ENTRIES SHOWN =>
----------

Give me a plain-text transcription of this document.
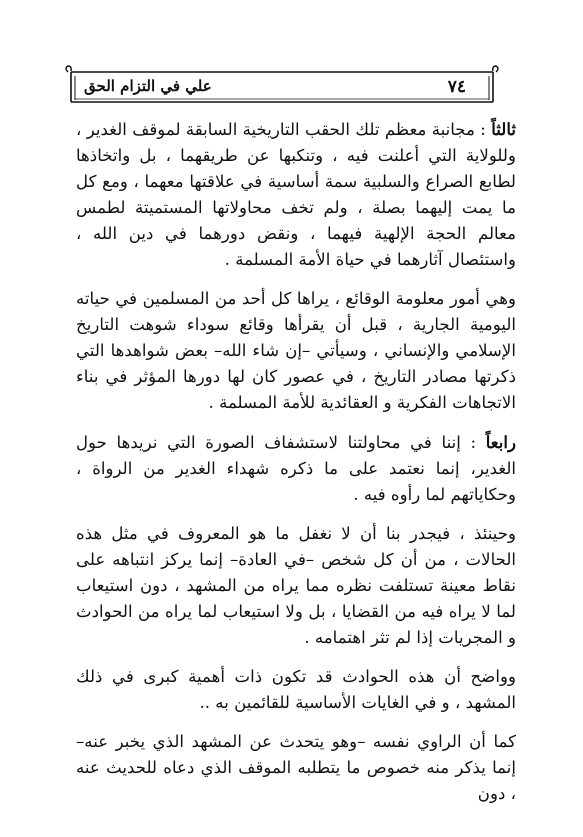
٧٤
علي في التزام الحق

ثالثاً : مجانبة معظم تلك الحقب التاريخية السابقة لموقف الغدير ، وللولاية التي أعلنت فيه ، وتنكبها عن طريقهما ، بل واتخاذها لطابع الصراع والسلبية سمة أساسية في علاقتها معهما ، ومع كل ما يمت إليهما بصلة ، ولم تخف محاولاتها المستميتة لطمس معالم الحجة الإلهية فيهما ، ونقض دورهما في دين الله ، واستئصال آثارهما في حياة الأمة المسلمة .

وهي أمور معلومة الوقائع ، يراها كل أحد من المسلمين في حياته اليومية الجارية ، قبل أن يقرأها وقائع سوداء شوهت التاريخ الإسلامي والإنساني ، وسيأتي –إن شاء الله– بعض شواهدها التي ذكرتها مصادر التاريخ ، في عصور كان لها دورها المؤثر في بناء الاتجاهات الفكرية و العقائدية للأمة المسلمة .

رابعاً : إننا في محاولتنا لاستشفاف الصورة التي نريدها حول الغدير، إنما نعتمد على ما ذكره شهداء الغدير من الرواة ، وحكاياتهم لما رأوه فيه .

وحينئذ ، فيجدر بنا أن لا نغفل ما هو المعروف في مثل هذه الحالات ، من أن كل شخص –في العادة– إنما يركز انتباهه على نقاط معينة تستلفت نظره مما يراه من المشهد ، دون استيعاب لما لا يراه فيه من القضايا ، بل ولا استيعاب لما يراه من الحوادث و المجريات إذا لم تثر اهتمامه .

وواضح أن هذه الحوادث قد تكون ذات أهمية كبرى في ذلك المشهد ، و في الغايات الأساسية للقائمين به ..

كما أن الراوي نفسه –وهو يتحدث عن المشهد الذي يخبر عنه– إنما يذكر منه خصوص ما يتطلبه الموقف الذي دعاه للحديث عنه ، دون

----------

EXERCISE AIM =>
Copy all the records above exactly, but leave out the pictures.

RESPONSE TO THIS TASK =>
Give me a plain-text transcription of this document.
٧٤
علي في التزام الحق

ثالثاً : مجانبة معظم تلك الحقب التاريخية السابقة لموقف الغدير ، وللولاية التي أعلنت فيه ، وتنكبها عن طريقهما ، بل واتخاذها لطابع الصراع والسلبية سمة أساسية في علاقتها معهما ، ومع كل ما يمت إليهما بصلة ، ولم تخف محاولاتها المستميتة لطمس معالم الحجة الإلهية فيهما ، ونقض دورهما في دين الله ، واستئصال آثارهما في حياة الأمة المسلمة .

وهي أمور معلومة الوقائع ، يراها كل أحد من المسلمين في حياته اليومية الجارية ، قبل أن يقرأها وقائع سوداء شوهت التاريخ الإسلامي والإنساني ، وسيأتي –إن شاء الله– بعض شواهدها التي ذكرتها مصادر التاريخ ، في عصور كان لها دورها المؤثر في بناء الاتجاهات الفكرية و العقائدية للأمة المسلمة .

رابعاً : إننا في محاولتنا لاستشفاف الصورة التي نريدها حول الغدير، إنما نعتمد على ما ذكره شهداء الغدير من الرواة ، وحكاياتهم لما رأوه فيه .

وحينئذ ، فيجدر بنا أن لا نغفل ما هو المعروف في مثل هذه الحالات ، من أن كل شخص –في العادة– إنما يركز انتباهه على نقاط معينة تستلفت نظره مما يراه من المشهد ، دون استيعاب لما لا يراه فيه من القضايا ، بل ولا استيعاب لما يراه من الحوادث و المجريات إذا لم تثر اهتمامه .

وواضح أن هذه الحوادث قد تكون ذات أهمية كبرى في ذلك المشهد ، و في الغايات الأساسية للقائمين به ..

كما أن الراوي نفسه –وهو يتحدث عن المشهد الذي يخبر عنه– إنما يذكر منه خصوص ما يتطلبه الموقف الذي دعاه للحديث عنه ، دون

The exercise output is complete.